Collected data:
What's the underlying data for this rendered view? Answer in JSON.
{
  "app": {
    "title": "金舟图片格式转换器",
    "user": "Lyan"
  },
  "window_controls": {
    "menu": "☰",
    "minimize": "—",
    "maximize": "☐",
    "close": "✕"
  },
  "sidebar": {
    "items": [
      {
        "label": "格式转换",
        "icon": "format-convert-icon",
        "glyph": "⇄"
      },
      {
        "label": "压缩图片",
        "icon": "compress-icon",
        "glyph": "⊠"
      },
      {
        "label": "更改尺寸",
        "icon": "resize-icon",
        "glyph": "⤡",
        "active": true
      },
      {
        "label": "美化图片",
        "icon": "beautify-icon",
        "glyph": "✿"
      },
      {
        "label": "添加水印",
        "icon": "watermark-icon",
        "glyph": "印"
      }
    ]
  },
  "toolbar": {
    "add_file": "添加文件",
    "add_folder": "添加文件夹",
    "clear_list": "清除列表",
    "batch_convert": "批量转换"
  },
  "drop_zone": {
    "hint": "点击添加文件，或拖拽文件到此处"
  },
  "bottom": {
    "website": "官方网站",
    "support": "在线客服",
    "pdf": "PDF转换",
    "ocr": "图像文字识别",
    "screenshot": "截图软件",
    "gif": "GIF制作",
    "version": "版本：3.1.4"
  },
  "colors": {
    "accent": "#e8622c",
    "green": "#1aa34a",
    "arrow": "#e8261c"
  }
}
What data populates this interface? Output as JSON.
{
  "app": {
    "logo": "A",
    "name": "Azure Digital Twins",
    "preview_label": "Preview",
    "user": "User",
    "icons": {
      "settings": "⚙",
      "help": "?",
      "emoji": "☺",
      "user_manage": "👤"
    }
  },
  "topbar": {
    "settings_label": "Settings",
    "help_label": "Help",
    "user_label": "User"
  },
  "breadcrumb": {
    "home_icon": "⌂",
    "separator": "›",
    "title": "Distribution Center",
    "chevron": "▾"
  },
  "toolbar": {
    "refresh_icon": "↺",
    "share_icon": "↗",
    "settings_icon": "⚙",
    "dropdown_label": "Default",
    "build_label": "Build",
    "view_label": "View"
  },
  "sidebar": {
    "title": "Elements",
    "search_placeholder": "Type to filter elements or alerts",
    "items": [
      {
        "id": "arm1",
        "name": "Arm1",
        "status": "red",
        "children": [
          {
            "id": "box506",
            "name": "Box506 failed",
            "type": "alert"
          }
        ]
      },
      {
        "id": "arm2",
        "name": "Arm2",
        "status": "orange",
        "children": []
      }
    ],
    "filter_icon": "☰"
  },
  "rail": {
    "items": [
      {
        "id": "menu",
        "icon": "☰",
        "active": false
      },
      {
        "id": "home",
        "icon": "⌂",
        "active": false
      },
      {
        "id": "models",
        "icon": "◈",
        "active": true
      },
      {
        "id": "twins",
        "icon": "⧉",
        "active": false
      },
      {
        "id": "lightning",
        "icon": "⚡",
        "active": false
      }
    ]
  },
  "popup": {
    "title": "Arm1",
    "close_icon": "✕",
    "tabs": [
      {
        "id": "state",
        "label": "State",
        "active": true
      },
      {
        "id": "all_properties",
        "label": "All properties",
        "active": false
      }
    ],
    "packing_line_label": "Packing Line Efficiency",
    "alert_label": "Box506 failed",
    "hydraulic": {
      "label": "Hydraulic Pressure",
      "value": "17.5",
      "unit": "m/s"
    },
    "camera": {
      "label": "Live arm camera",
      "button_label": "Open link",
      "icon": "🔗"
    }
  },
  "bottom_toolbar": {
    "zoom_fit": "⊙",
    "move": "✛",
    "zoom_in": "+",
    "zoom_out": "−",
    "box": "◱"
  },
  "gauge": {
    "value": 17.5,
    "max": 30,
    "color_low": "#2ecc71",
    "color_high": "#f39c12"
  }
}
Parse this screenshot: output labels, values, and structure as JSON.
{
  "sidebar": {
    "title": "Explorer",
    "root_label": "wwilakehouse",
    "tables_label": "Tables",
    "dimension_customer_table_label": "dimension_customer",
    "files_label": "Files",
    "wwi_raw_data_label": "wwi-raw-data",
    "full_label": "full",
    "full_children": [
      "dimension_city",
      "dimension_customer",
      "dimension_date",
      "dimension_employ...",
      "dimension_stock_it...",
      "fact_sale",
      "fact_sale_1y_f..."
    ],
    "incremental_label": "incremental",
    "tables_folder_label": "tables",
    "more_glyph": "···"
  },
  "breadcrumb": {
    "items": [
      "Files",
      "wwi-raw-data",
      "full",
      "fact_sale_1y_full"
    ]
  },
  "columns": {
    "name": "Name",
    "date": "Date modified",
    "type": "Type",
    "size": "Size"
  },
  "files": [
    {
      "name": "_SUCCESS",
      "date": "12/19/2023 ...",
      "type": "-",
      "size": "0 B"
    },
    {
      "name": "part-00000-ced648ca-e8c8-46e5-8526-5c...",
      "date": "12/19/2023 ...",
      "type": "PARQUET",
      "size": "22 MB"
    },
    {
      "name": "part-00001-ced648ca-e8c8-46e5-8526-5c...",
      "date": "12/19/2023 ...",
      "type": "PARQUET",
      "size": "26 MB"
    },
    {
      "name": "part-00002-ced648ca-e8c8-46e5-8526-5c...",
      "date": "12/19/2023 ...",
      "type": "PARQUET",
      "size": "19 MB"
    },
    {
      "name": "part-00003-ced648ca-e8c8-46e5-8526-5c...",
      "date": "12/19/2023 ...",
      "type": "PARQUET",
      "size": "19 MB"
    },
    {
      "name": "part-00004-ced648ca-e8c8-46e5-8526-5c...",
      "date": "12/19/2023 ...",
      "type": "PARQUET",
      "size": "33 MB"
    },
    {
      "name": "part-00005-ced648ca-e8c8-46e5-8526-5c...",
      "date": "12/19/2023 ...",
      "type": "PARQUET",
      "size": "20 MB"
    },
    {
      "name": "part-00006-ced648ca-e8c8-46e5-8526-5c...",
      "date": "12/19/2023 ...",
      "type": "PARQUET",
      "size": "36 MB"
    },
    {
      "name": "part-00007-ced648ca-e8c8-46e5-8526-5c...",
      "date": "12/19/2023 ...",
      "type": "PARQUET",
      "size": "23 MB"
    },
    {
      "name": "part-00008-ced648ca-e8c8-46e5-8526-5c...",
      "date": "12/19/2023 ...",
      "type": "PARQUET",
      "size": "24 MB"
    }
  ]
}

** DIRECTIONS **
Extract each line of the material exactly as it stands.

** EXERCISE SOLUTION **
What's the underlying data for this rendered view? Answer in JSON.
{
  "app": {
    "title": "金舟图片格式转换器",
    "user": "Lyan"
  },
  "window_controls": {
    "menu": "☰",
    "minimize": "—",
    "maximize": "☐",
    "close": "✕"
  },
  "sidebar": {
    "items": [
      {
        "label": "格式转换",
        "icon": "format-convert-icon",
        "glyph": "⇄"
      },
      {
        "label": "压缩图片",
        "icon": "compress-icon",
        "glyph": "⊠"
      },
      {
        "label": "更改尺寸",
        "icon": "resize-icon",
        "glyph": "⤡",
        "active": true
      },
      {
        "label": "美化图片",
        "icon": "beautify-icon",
        "glyph": "✿"
      },
      {
        "label": "添加水印",
        "icon": "watermark-icon",
        "glyph": "印"
      }
    ]
  },
  "toolbar": {
    "add_file": "添加文件",
    "add_folder": "添加文件夹",
    "clear_list": "清除列表",
    "batch_convert": "批量转换"
  },
  "drop_zone": {
    "hint": "点击添加文件，或拖拽文件到此处"
  },
  "bottom": {
    "website": "官方网站",
    "support": "在线客服",
    "pdf": "PDF转换",
    "ocr": "图像文字识别",
    "screenshot": "截图软件",
    "gif": "GIF制作",
    "version": "版本：3.1.4"
  },
  "colors": {
    "accent": "#e8622c",
    "green": "#1aa34a",
    "arrow": "#e8261c"
  }
}
What data populates this interface? Output as JSON.
{
  "app": {
    "logo": "A",
    "name": "Azure Digital Twins",
    "preview_label": "Preview",
    "user": "User",
    "icons": {
      "settings": "⚙",
      "help": "?",
      "emoji": "☺",
      "user_manage": "👤"
    }
  },
  "topbar": {
    "settings_label": "Settings",
    "help_label": "Help",
    "user_label": "User"
  },
  "breadcrumb": {
    "home_icon": "⌂",
    "separator": "›",
    "title": "Distribution Center",
    "chevron": "▾"
  },
  "toolbar": {
    "refresh_icon": "↺",
    "share_icon": "↗",
    "settings_icon": "⚙",
    "dropdown_label": "Default",
    "build_label": "Build",
    "view_label": "View"
  },
  "sidebar": {
    "title": "Elements",
    "search_placeholder": "Type to filter elements or alerts",
    "items": [
      {
        "id": "arm1",
        "name": "Arm1",
        "status": "red",
        "children": [
          {
            "id": "box506",
            "name": "Box506 failed",
            "type": "alert"
          }
        ]
      },
      {
        "id": "arm2",
        "name": "Arm2",
        "status": "orange",
        "children": []
      }
    ],
    "filter_icon": "☰"
  },
  "rail": {
    "items": [
      {
        "id": "menu",
        "icon": "☰",
        "active": false
      },
      {
        "id": "home",
        "icon": "⌂",
        "active": false
      },
      {
        "id": "models",
        "icon": "◈",
        "active": true
      },
      {
        "id": "twins",
        "icon": "⧉",
        "active": false
      },
      {
        "id": "lightning",
        "icon": "⚡",
        "active": false
      }
    ]
  },
  "popup": {
    "title": "Arm1",
    "close_icon": "✕",
    "tabs": [
      {
        "id": "state",
        "label": "State",
        "active": true
      },
      {
        "id": "all_properties",
        "label": "All properties",
        "active": false
      }
    ],
    "packing_line_label": "Packing Line Efficiency",
    "alert_label": "Box506 failed",
    "hydraulic": {
      "label": "Hydraulic Pressure",
      "value": "17.5",
      "unit": "m/s"
    },
    "camera": {
      "label": "Live arm camera",
      "button_label": "Open link",
      "icon": "🔗"
    }
  },
  "bottom_toolbar": {
    "zoom_fit": "⊙",
    "move": "✛",
    "zoom_in": "+",
    "zoom_out": "−",
    "box": "◱"
  },
  "gauge": {
    "value": 17.5,
    "max": 30,
    "color_low": "#2ecc71",
    "color_high": "#f39c12"
  }
}
Parse this screenshot: output labels, values, and structure as JSON.
{
  "sidebar": {
    "title": "Explorer",
    "root_label": "wwilakehouse",
    "tables_label": "Tables",
    "dimension_customer_table_label": "dimension_customer",
    "files_label": "Files",
    "wwi_raw_data_label": "wwi-raw-data",
    "full_label": "full",
    "full_children": [
      "dimension_city",
      "dimension_customer",
      "dimension_date",
      "dimension_employ...",
      "dimension_stock_it...",
      "fact_sale",
      "fact_sale_1y_f..."
    ],
    "incremental_label": "incremental",
    "tables_folder_label": "tables",
    "more_glyph": "···"
  },
  "breadcrumb": {
    "items": [
      "Files",
      "wwi-raw-data",
      "full",
      "fact_sale_1y_full"
    ]
  },
  "columns": {
    "name": "Name",
    "date": "Date modified",
    "type": "Type",
    "size": "Size"
  },
  "files": [
    {
      "name": "_SUCCESS",
      "date": "12/19/2023 ...",
      "type": "-",
      "size": "0 B"
    },
    {
      "name": "part-00000-ced648ca-e8c8-46e5-8526-5c...",
      "date": "12/19/2023 ...",
      "type": "PARQUET",
      "size": "22 MB"
    },
    {
      "name": "part-00001-ced648ca-e8c8-46e5-8526-5c...",
      "date": "12/19/2023 ...",
      "type": "PARQUET",
      "size": "26 MB"
    },
    {
      "name": "part-00002-ced648ca-e8c8-46e5-8526-5c...",
      "date": "12/19/2023 ...",
      "type": "PARQUET",
      "size": "19 MB"
    },
    {
      "name": "part-00003-ced648ca-e8c8-46e5-8526-5c...",
      "date": "12/19/2023 ...",
      "type": "PARQUET",
      "size": "19 MB"
    },
    {
      "name": "part-00004-ced648ca-e8c8-46e5-8526-5c...",
      "date": "12/19/2023 ...",
      "type": "PARQUET",
      "size": "33 MB"
    },
    {
      "name": "part-00005-ced648ca-e8c8-46e5-8526-5c...",
      "date": "12/19/2023 ...",
      "type": "PARQUET",
      "size": "20 MB"
    },
    {
      "name": "part-00006-ced648ca-e8c8-46e5-8526-5c...",
      "date": "12/19/2023 ...",
      "type": "PARQUET",
      "size": "36 MB"
    },
    {
      "name": "part-00007-ced648ca-e8c8-46e5-8526-5c...",
      "date": "12/19/2023 ...",
      "type": "PARQUET",
      "size": "23 MB"
    },
    {
      "name": "part-00008-ced648ca-e8c8-46e5-8526-5c...",
      "date": "12/19/2023 ...",
      "type": "PARQUET",
      "size": "24 MB"
    }
  ]
}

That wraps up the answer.